Documento.
Nel 1955 King Vidor diresse il suo ultimo western, "L'uomo senza paura" (The Man Without a Gun), con Kirk Douglas, anche produttore. Il protagonista, Dempsey Rae è un vagabondo che attraversa solitario le distese americane, da Est ad Ovest; il suo obiettivo non è fare fortuna né trovare una città accogliente né sfuggire alla legge, è in fuga sì, ma dal filo spinato. Dempsey evita ogni forma di stanzialità a causa di qualcosa avvenuto nel suo passato e tutto pare legato, appunto, al barbed wire la cui inesorabile comparsa lo segue come un ombra, spietato almeno quanto l'automobile che schiaccia il vecchio Cable Hogue nel film di Sam Peckinpah (The Ballad of Cable Hogue, 1970).
La Recinzione nel mondo anglosassone ha svariate ricorrenze, a partire dal fenomeno delle enclosure che segnarono l'evolversi della società del Regno già sotto Elisabetta I, fino almeno – fatte le debite distinzioni – alla Roo Fence (Kangaroo Fence, barriera dei canguri che ai giorni nostri segna l'outback australiano). Negli Stati Uniti in particolare insegue lo sviluppo verso occidente dell'invasione dell'uomo bianco: le gare per occupare le terre prive di proprietà (Cimarron di G. Marshall, Cuori ribelli di Ron Howard, 1992) e quindi il sezionamento operato dalla proprietà privata, un istituto alle soglie della sacralità nell'ideologia del pioniere, hanno come correlato oggettivo proprio le linee tracciate dal filo metallico (mentre ad esse, trasversali ed aeree corrono le connessioni telegrafiche). Già Tom Dunson (John Wayne) in Fiume rosso deve affrontare la rivendicazione dei possedimenti ed a colpi di pistolettate segna un passaggio epocale, la fine del libero transito da cui egli stesso proviene. A distanza di quasi Sessanta anni la prima insegna di un nascente centro abitato inquadrato da Kevin Costner in Open Range (t. lett.: pascolo aperto) è proprio Barbed Wire ed i protagonisti dovranno fare i conti ancora una volta con un proprietario locale (Michael Gambon) per nulla disposto a tollerare mutamenti d'equilibrio. "E' cosa nota che l'Ovest si fonda storicamente in senso ideologico su presupposti di carattere espansionistico e colonialistico. Si tratta, del resto, dei presupposti stessi che presiedono alla nascita dell'America come colonia europea prima ancora che come nazione. Gli Stati Uniti cioè hanno trovato nell'Ovest la figura ideologica del loro "destino storico", una progressione orizzontale che è la cifra di una concreta marcia ideale della nazione".

Dati registrati.
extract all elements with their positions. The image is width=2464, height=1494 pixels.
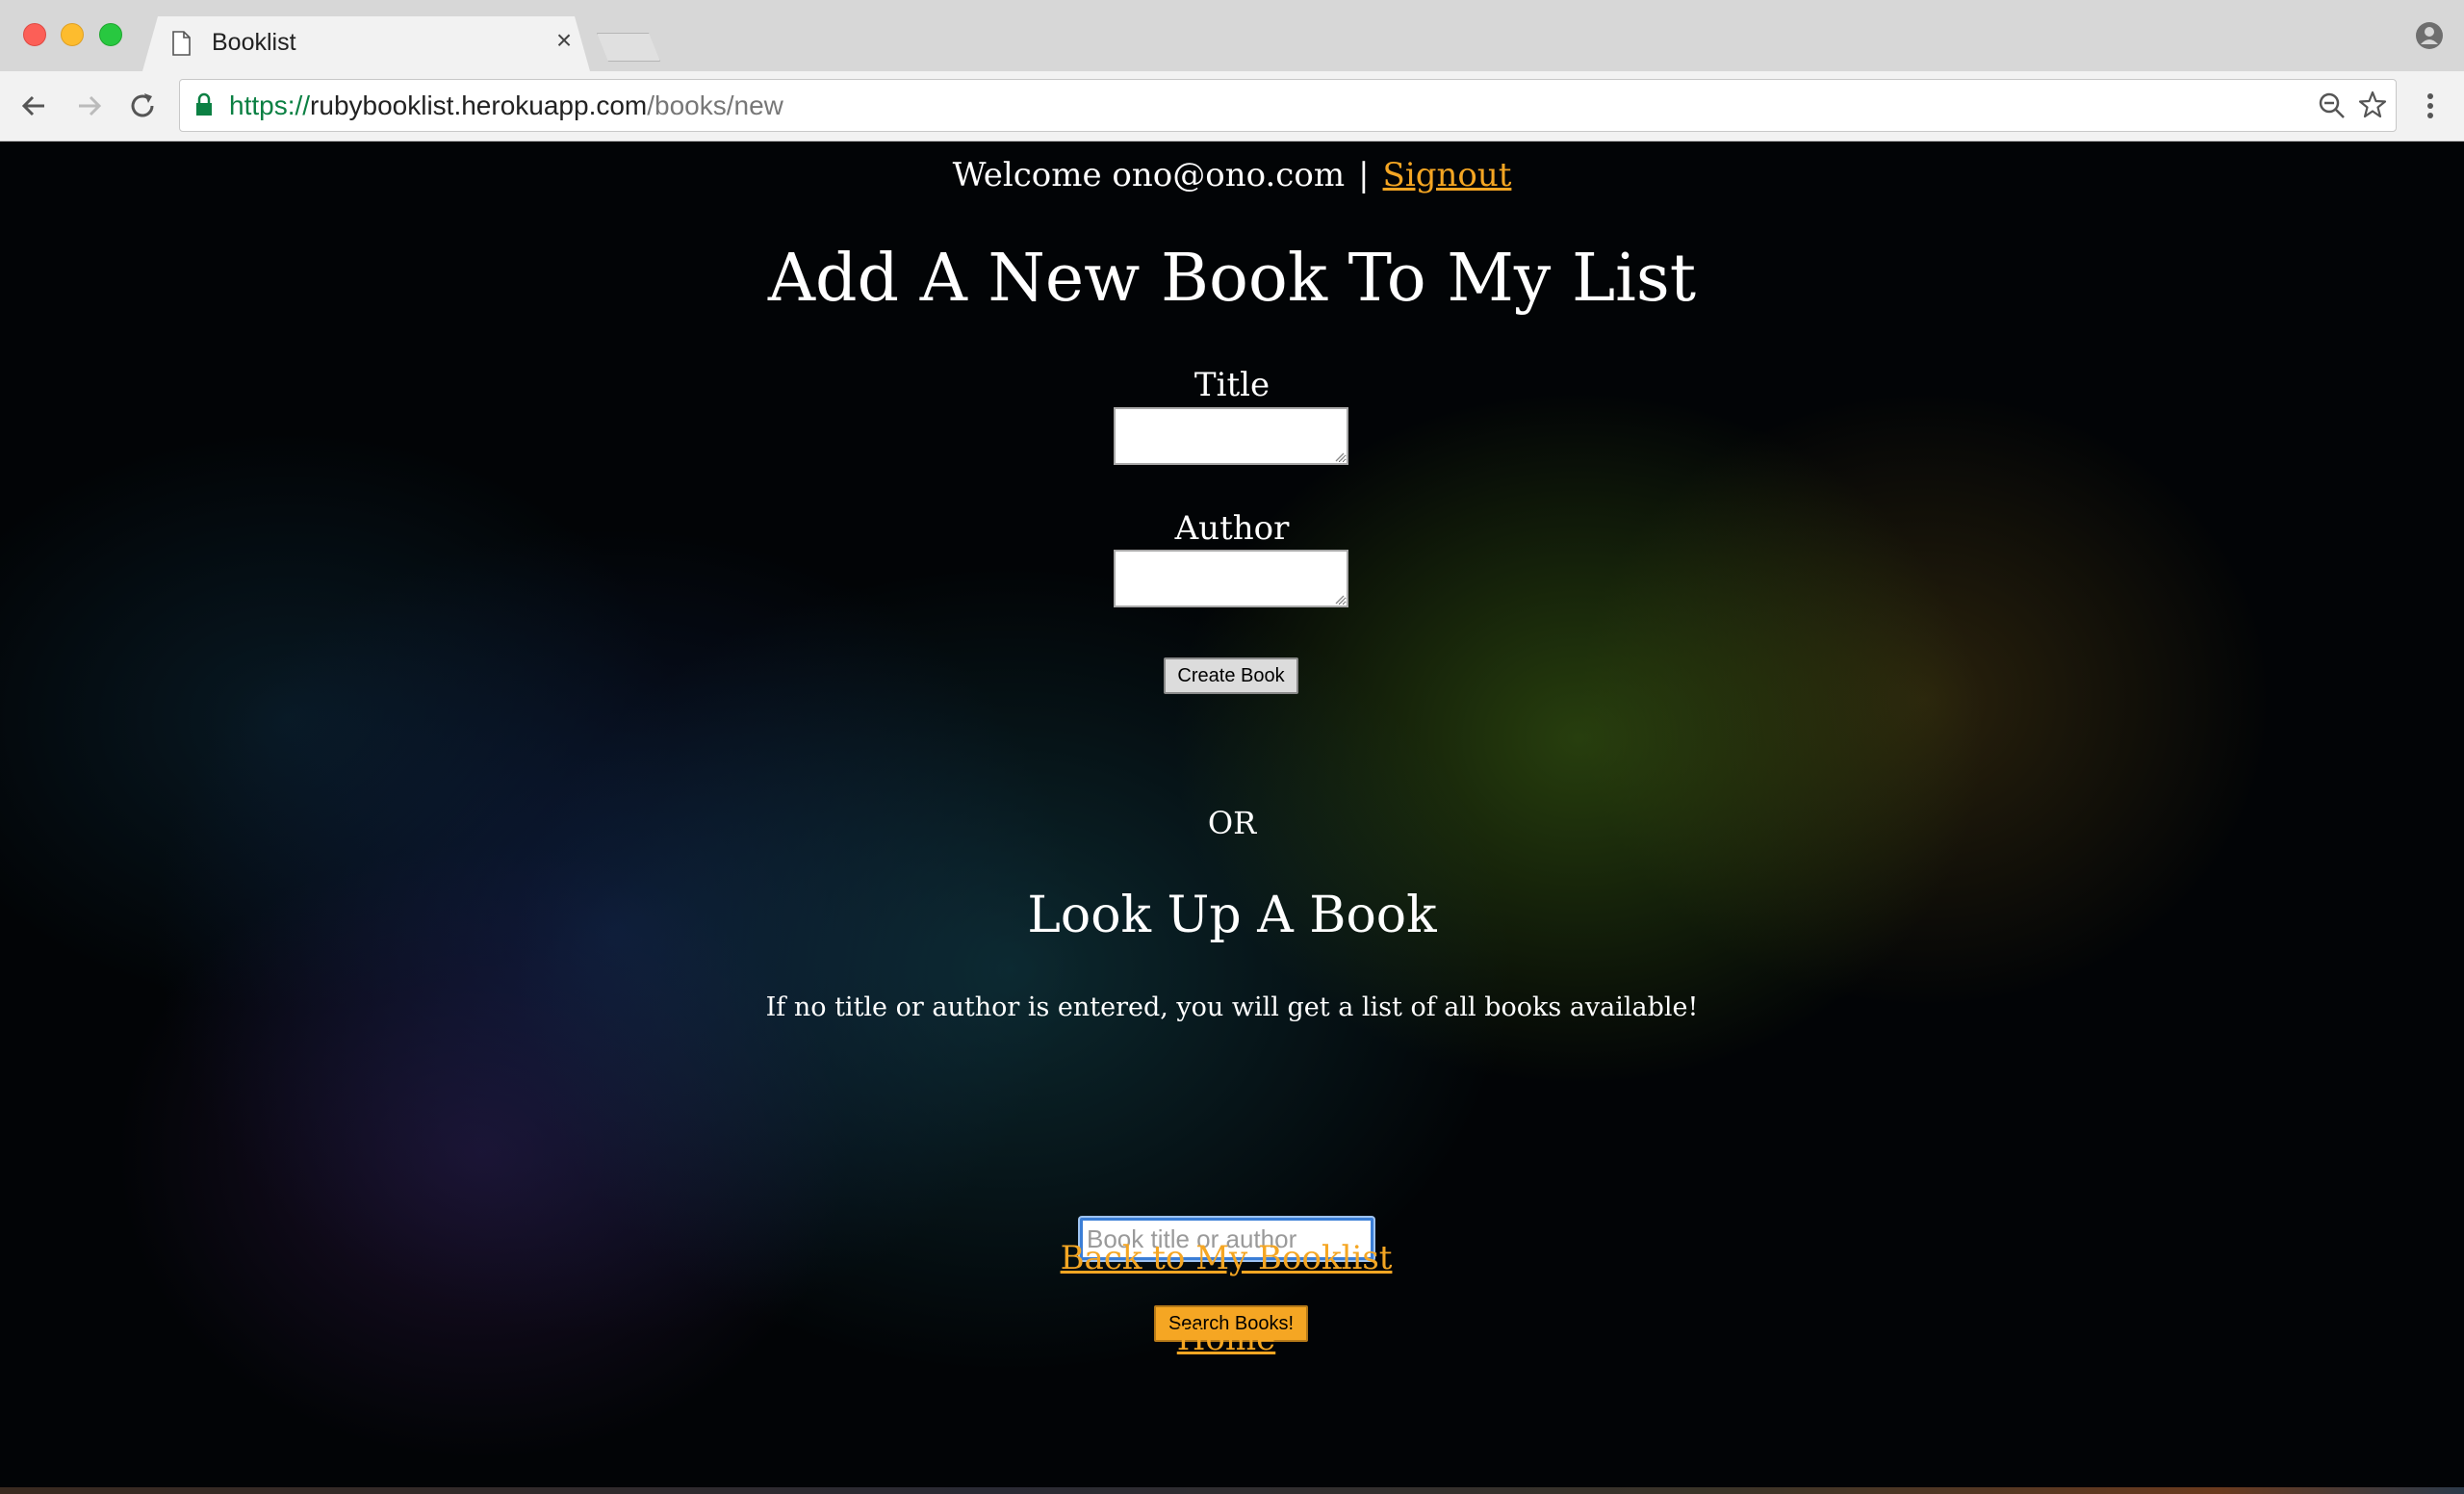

La richiesta.
Prosegui il saggio sul filo spinato nel cinema western, riprendendo subito dopo la citazione con cui si chiude.

Risposta.
Dempsey Rae è il fiero relitto di un'epoca (come Costner e Duvall) ed il suo vagabondare avviene nel momento in cui i pionieri si sono trasformati in agricoltori, possidenti e lavoratori, i pascoli per le mandrie nomadi stanno scomparendo: quel tempo di pace e libertà seguito alla Guerra Civile in cui gli uomini avevano riacquistato al possibilità di muoversi alla ricerca delle migliori opportunità è giunto al termine. Lo straniero che arriva in città (si faccia caso alla condizione della cittadina in cui giunge "Lo Straniero Senza nome" di Eastwood, 1975) è guardato sempre più di cattivo occhio, una fonte di guai che non partecipa, né comprende, la vitamoderna.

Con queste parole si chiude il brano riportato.